▶ _Opdracht_:
Kun je alles uit de lijst hieronder, vanaf het begin tot en met de regel met "bar-fill: [350, 1024, 632, 1066]", ongewijzigd overschrijven?

<<<<

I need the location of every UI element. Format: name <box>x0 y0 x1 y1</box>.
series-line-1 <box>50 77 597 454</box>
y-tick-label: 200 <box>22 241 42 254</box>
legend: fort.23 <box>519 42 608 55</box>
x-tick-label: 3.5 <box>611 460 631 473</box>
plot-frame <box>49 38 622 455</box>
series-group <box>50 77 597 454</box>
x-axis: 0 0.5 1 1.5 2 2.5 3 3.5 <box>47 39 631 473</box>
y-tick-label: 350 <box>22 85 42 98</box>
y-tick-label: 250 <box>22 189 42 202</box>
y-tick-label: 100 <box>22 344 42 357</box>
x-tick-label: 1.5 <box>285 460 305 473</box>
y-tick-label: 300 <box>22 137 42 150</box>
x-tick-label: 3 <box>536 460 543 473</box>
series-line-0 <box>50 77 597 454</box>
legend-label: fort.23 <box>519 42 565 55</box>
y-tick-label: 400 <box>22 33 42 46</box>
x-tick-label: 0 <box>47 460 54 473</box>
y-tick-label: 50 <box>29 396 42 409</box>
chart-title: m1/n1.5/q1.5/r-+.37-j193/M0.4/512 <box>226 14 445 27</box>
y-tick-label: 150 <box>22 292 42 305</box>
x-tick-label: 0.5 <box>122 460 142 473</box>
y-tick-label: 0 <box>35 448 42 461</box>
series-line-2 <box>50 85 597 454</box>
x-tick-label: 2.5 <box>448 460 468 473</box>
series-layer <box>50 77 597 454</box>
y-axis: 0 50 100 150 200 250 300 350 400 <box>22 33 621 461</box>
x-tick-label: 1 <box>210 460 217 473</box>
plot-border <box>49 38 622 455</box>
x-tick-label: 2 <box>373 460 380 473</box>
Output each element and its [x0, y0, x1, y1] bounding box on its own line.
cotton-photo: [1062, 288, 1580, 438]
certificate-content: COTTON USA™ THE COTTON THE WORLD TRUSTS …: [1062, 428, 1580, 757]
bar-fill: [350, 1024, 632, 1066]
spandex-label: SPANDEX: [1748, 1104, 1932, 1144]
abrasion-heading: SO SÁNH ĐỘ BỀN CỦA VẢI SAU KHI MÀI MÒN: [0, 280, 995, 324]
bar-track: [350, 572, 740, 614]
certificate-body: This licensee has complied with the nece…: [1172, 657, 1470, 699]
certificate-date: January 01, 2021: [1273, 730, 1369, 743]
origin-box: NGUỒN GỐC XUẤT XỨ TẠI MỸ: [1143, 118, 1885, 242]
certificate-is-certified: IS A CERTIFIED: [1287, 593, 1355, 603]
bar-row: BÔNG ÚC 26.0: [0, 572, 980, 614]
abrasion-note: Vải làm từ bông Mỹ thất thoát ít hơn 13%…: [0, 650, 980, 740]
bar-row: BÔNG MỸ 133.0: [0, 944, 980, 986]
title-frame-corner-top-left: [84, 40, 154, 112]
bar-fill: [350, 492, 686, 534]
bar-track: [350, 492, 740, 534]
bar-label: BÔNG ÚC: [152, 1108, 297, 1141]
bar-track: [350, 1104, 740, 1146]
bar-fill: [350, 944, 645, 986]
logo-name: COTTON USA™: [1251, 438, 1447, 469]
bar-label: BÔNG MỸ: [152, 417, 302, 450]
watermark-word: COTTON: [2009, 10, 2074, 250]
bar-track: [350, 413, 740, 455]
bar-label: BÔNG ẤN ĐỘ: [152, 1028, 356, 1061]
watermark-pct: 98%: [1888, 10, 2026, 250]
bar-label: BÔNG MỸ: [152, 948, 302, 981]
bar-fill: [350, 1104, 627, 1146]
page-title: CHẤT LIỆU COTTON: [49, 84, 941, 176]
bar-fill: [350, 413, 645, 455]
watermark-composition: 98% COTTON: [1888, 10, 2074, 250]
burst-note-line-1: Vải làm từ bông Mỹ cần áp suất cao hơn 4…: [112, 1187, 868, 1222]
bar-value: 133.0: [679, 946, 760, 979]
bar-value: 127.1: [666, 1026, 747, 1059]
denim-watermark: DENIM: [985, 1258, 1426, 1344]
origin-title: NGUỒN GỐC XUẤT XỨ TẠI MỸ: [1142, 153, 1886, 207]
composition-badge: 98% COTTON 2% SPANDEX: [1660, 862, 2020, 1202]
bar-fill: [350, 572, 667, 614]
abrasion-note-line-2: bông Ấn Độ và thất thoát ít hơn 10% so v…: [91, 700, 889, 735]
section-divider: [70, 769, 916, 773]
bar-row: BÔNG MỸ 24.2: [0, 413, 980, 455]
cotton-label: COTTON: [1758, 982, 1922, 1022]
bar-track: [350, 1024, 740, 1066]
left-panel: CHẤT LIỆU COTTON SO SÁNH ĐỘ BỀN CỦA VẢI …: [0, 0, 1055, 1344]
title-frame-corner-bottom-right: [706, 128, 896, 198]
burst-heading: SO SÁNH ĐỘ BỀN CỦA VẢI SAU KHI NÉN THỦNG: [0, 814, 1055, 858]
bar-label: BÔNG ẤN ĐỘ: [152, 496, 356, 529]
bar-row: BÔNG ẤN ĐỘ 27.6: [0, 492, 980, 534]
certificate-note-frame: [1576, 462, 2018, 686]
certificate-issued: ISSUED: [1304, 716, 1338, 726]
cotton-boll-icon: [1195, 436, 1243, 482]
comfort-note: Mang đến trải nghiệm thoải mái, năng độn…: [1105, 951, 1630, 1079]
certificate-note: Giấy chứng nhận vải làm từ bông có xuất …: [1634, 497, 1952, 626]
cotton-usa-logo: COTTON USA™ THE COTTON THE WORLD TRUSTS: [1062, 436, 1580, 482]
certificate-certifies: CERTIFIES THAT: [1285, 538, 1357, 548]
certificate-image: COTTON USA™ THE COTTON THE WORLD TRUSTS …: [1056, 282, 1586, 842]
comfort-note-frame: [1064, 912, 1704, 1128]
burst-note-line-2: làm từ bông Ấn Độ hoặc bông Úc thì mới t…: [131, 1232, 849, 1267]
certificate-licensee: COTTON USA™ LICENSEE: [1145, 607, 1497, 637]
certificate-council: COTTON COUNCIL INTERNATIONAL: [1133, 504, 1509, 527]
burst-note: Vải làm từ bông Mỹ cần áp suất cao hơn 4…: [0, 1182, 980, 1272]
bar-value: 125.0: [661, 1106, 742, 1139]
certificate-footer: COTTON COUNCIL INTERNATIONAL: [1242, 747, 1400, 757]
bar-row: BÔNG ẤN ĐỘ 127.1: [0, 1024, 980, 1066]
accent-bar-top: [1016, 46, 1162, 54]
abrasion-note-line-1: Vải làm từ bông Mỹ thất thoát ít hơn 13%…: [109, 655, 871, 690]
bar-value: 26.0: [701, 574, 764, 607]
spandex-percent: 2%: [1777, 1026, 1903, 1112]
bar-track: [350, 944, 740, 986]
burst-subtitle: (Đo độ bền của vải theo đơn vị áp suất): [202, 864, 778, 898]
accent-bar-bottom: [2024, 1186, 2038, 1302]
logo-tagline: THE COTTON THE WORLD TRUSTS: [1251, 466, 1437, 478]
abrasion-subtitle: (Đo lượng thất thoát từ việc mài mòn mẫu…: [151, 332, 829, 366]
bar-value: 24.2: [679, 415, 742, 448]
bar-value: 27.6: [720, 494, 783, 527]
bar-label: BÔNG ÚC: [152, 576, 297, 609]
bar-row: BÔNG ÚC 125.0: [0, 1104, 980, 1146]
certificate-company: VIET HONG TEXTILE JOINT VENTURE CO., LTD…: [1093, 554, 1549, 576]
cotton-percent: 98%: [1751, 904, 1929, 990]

>>>>

▶ _Schriftelijk antwoord_:
I need the location of every UI element. Format: name <box>x0 y0 x1 y1</box>.
series-line-1 <box>50 77 597 454</box>
y-tick-label: 200 <box>22 241 42 254</box>
legend: fort.23 <box>519 42 608 55</box>
x-tick-label: 3.5 <box>611 460 631 473</box>
plot-frame <box>49 38 622 455</box>
series-group <box>50 77 597 454</box>
x-axis: 0 0.5 1 1.5 2 2.5 3 3.5 <box>47 39 631 473</box>
y-tick-label: 350 <box>22 85 42 98</box>
y-tick-label: 250 <box>22 189 42 202</box>
y-tick-label: 100 <box>22 344 42 357</box>
x-tick-label: 1.5 <box>285 460 305 473</box>
y-tick-label: 300 <box>22 137 42 150</box>
x-tick-label: 3 <box>536 460 543 473</box>
series-line-0 <box>50 77 597 454</box>
legend-label: fort.23 <box>519 42 565 55</box>
y-tick-label: 400 <box>22 33 42 46</box>
x-tick-label: 0 <box>47 460 54 473</box>
y-tick-label: 50 <box>29 396 42 409</box>
chart-title: m1/n1.5/q1.5/r-+.37-j193/M0.4/512 <box>226 14 445 27</box>
y-tick-label: 150 <box>22 292 42 305</box>
x-tick-label: 0.5 <box>122 460 142 473</box>
y-tick-label: 0 <box>35 448 42 461</box>
series-line-2 <box>50 85 597 454</box>
x-tick-label: 2.5 <box>448 460 468 473</box>
series-layer <box>50 77 597 454</box>
y-axis: 0 50 100 150 200 250 300 350 400 <box>22 33 621 461</box>
x-tick-label: 1 <box>210 460 217 473</box>
plot-border <box>49 38 622 455</box>
x-tick-label: 2 <box>373 460 380 473</box>
Output each element and its [x0, y0, x1, y1] bounding box on its own line.
cotton-photo: [1062, 288, 1580, 438]
certificate-content: COTTON USA™ THE COTTON THE WORLD TRUSTS …: [1062, 428, 1580, 757]
bar-fill: [350, 1024, 632, 1066]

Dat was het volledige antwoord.